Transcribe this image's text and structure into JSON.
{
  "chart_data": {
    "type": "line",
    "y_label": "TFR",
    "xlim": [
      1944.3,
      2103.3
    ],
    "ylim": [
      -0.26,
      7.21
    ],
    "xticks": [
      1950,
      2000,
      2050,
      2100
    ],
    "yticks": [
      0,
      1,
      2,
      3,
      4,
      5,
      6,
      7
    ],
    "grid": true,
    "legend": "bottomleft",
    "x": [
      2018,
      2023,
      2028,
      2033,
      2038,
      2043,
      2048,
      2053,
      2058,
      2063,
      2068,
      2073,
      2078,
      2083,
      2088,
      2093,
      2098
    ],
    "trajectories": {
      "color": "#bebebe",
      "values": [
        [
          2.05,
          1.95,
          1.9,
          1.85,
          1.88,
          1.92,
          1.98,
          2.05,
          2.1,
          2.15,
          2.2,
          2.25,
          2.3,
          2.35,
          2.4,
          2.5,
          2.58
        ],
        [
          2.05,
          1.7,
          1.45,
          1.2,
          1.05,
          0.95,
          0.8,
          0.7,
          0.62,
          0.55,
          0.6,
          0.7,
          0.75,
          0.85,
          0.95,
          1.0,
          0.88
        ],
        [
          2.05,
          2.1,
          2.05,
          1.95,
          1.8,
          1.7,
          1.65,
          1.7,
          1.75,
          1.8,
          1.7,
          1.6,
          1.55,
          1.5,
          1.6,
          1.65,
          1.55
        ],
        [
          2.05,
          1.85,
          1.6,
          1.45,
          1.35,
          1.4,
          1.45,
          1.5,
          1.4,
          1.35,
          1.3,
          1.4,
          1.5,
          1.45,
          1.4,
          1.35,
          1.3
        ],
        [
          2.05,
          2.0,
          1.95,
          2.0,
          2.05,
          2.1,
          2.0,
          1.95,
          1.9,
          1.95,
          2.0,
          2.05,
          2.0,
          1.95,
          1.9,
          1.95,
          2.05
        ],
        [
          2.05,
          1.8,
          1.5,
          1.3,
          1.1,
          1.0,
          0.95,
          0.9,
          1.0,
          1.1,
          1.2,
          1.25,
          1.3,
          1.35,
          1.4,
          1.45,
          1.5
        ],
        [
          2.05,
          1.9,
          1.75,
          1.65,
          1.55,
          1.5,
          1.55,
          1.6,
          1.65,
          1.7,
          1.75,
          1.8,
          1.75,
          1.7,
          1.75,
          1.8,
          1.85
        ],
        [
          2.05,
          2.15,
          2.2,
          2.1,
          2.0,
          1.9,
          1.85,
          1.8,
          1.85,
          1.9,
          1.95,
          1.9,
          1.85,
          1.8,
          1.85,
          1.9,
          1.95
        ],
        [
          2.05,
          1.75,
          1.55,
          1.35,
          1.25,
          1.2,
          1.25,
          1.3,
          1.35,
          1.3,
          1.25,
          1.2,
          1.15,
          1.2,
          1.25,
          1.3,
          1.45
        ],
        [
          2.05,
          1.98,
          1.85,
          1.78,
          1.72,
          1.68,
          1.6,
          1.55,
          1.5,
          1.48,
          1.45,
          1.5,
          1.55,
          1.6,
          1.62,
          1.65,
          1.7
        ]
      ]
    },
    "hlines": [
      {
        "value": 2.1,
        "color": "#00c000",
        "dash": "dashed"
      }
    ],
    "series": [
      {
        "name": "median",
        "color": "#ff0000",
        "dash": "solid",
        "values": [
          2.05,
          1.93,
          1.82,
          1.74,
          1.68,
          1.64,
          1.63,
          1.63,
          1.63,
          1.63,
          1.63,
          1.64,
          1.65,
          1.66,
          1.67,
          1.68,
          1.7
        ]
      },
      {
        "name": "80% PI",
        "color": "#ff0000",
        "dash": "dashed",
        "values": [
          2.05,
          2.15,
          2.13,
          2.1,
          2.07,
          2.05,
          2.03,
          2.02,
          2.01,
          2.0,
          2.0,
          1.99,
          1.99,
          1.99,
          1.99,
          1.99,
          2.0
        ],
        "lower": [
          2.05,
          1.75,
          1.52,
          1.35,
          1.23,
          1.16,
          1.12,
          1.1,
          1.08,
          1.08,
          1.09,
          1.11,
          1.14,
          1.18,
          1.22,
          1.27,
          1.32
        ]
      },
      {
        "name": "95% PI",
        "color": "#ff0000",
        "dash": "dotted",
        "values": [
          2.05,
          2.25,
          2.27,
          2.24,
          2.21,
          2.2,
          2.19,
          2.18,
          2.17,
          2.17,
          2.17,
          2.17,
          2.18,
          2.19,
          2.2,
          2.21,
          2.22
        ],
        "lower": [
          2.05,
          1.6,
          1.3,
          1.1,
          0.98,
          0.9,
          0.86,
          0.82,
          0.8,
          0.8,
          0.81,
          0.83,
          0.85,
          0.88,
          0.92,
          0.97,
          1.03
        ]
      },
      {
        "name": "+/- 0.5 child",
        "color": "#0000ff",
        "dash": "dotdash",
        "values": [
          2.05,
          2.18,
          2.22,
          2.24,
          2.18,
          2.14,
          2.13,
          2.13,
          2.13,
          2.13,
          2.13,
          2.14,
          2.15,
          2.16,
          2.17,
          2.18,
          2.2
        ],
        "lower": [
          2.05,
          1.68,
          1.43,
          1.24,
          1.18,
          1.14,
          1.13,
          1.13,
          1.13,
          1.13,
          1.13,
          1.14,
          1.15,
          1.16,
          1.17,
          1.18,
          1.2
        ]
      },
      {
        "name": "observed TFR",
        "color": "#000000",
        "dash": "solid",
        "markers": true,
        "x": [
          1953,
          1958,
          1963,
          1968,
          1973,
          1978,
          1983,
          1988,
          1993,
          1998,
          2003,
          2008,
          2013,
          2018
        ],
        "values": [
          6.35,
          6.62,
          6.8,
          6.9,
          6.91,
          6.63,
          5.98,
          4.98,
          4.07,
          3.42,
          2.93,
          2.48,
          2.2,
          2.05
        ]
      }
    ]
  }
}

» Stated exercise: Repeat the listing in full, keeping every line exactly as it is.

» Finished answer:
Transcribe this image's text and structure into JSON.
{
  "chart_data": {
    "type": "line",
    "y_label": "TFR",
    "xlim": [
      1944.3,
      2103.3
    ],
    "ylim": [
      -0.26,
      7.21
    ],
    "xticks": [
      1950,
      2000,
      2050,
      2100
    ],
    "yticks": [
      0,
      1,
      2,
      3,
      4,
      5,
      6,
      7
    ],
    "grid": true,
    "legend": "bottomleft",
    "x": [
      2018,
      2023,
      2028,
      2033,
      2038,
      2043,
      2048,
      2053,
      2058,
      2063,
      2068,
      2073,
      2078,
      2083,
      2088,
      2093,
      2098
    ],
    "trajectories": {
      "color": "#bebebe",
      "values": [
        [
          2.05,
          1.95,
          1.9,
          1.85,
          1.88,
          1.92,
          1.98,
          2.05,
          2.1,
          2.15,
          2.2,
          2.25,
          2.3,
          2.35,
          2.4,
          2.5,
          2.58
        ],
        [
          2.05,
          1.7,
          1.45,
          1.2,
          1.05,
          0.95,
          0.8,
          0.7,
          0.62,
          0.55,
          0.6,
          0.7,
          0.75,
          0.85,
          0.95,
          1.0,
          0.88
        ],
        [
          2.05,
          2.1,
          2.05,
          1.95,
          1.8,
          1.7,
          1.65,
          1.7,
          1.75,
          1.8,
          1.7,
          1.6,
          1.55,
          1.5,
          1.6,
          1.65,
          1.55
        ],
        [
          2.05,
          1.85,
          1.6,
          1.45,
          1.35,
          1.4,
          1.45,
          1.5,
          1.4,
          1.35,
          1.3,
          1.4,
          1.5,
          1.45,
          1.4,
          1.35,
          1.3
        ],
        [
          2.05,
          2.0,
          1.95,
          2.0,
          2.05,
          2.1,
          2.0,
          1.95,
          1.9,
          1.95,
          2.0,
          2.05,
          2.0,
          1.95,
          1.9,
          1.95,
          2.05
        ],
        [
          2.05,
          1.8,
          1.5,
          1.3,
          1.1,
          1.0,
          0.95,
          0.9,
          1.0,
          1.1,
          1.2,
          1.25,
          1.3,
          1.35,
          1.4,
          1.45,
          1.5
        ],
        [
          2.05,
          1.9,
          1.75,
          1.65,
          1.55,
          1.5,
          1.55,
          1.6,
          1.65,
          1.7,
          1.75,
          1.8,
          1.75,
          1.7,
          1.75,
          1.8,
          1.85
        ],
        [
          2.05,
          2.15,
          2.2,
          2.1,
          2.0,
          1.9,
          1.85,
          1.8,
          1.85,
          1.9,
          1.95,
          1.9,
          1.85,
          1.8,
          1.85,
          1.9,
          1.95
        ],
        [
          2.05,
          1.75,
          1.55,
          1.35,
          1.25,
          1.2,
          1.25,
          1.3,
          1.35,
          1.3,
          1.25,
          1.2,
          1.15,
          1.2,
          1.25,
          1.3,
          1.45
        ],
        [
          2.05,
          1.98,
          1.85,
          1.78,
          1.72,
          1.68,
          1.6,
          1.55,
          1.5,
          1.48,
          1.45,
          1.5,
          1.55,
          1.6,
          1.62,
          1.65,
          1.7
        ]
      ]
    },
    "hlines": [
      {
        "value": 2.1,
        "color": "#00c000",
        "dash": "dashed"
      }
    ],
    "series": [
      {
        "name": "median",
        "color": "#ff0000",
        "dash": "solid",
        "values": [
          2.05,
          1.93,
          1.82,
          1.74,
          1.68,
          1.64,
          1.63,
          1.63,
          1.63,
          1.63,
          1.63,
          1.64,
          1.65,
          1.66,
          1.67,
          1.68,
          1.7
        ]
      },
      {
        "name": "80% PI",
        "color": "#ff0000",
        "dash": "dashed",
        "values": [
          2.05,
          2.15,
          2.13,
          2.1,
          2.07,
          2.05,
          2.03,
          2.02,
          2.01,
          2.0,
          2.0,
          1.99,
          1.99,
          1.99,
          1.99,
          1.99,
          2.0
        ],
        "lower": [
          2.05,
          1.75,
          1.52,
          1.35,
          1.23,
          1.16,
          1.12,
          1.1,
          1.08,
          1.08,
          1.09,
          1.11,
          1.14,
          1.18,
          1.22,
          1.27,
          1.32
        ]
      },
      {
        "name": "95% PI",
        "color": "#ff0000",
        "dash": "dotted",
        "values": [
          2.05,
          2.25,
          2.27,
          2.24,
          2.21,
          2.2,
          2.19,
          2.18,
          2.17,
          2.17,
          2.17,
          2.17,
          2.18,
          2.19,
          2.2,
          2.21,
          2.22
        ],
        "lower": [
          2.05,
          1.6,
          1.3,
          1.1,
          0.98,
          0.9,
          0.86,
          0.82,
          0.8,
          0.8,
          0.81,
          0.83,
          0.85,
          0.88,
          0.92,
          0.97,
          1.03
        ]
      },
      {
        "name": "+/- 0.5 child",
        "color": "#0000ff",
        "dash": "dotdash",
        "values": [
          2.05,
          2.18,
          2.22,
          2.24,
          2.18,
          2.14,
          2.13,
          2.13,
          2.13,
          2.13,
          2.13,
          2.14,
          2.15,
          2.16,
          2.17,
          2.18,
          2.2
        ],
        "lower": [
          2.05,
          1.68,
          1.43,
          1.24,
          1.18,
          1.14,
          1.13,
          1.13,
          1.13,
          1.13,
          1.13,
          1.14,
          1.15,
          1.16,
          1.17,
          1.18,
          1.2
        ]
      },
      {
        "name": "observed TFR",
        "color": "#000000",
        "dash": "solid",
        "markers": true,
        "x": [
          1953,
          1958,
          1963,
          1968,
          1973,
          1978,
          1983,
          1988,
          1993,
          1998,
          2003,
          2008,
          2013,
          2018
        ],
        "values": [
          6.35,
          6.62,
          6.8,
          6.9,
          6.91,
          6.63,
          5.98,
          4.98,
          4.07,
          3.42,
          2.93,
          2.48,
          2.2,
          2.05
        ]
      }
    ]
  }
}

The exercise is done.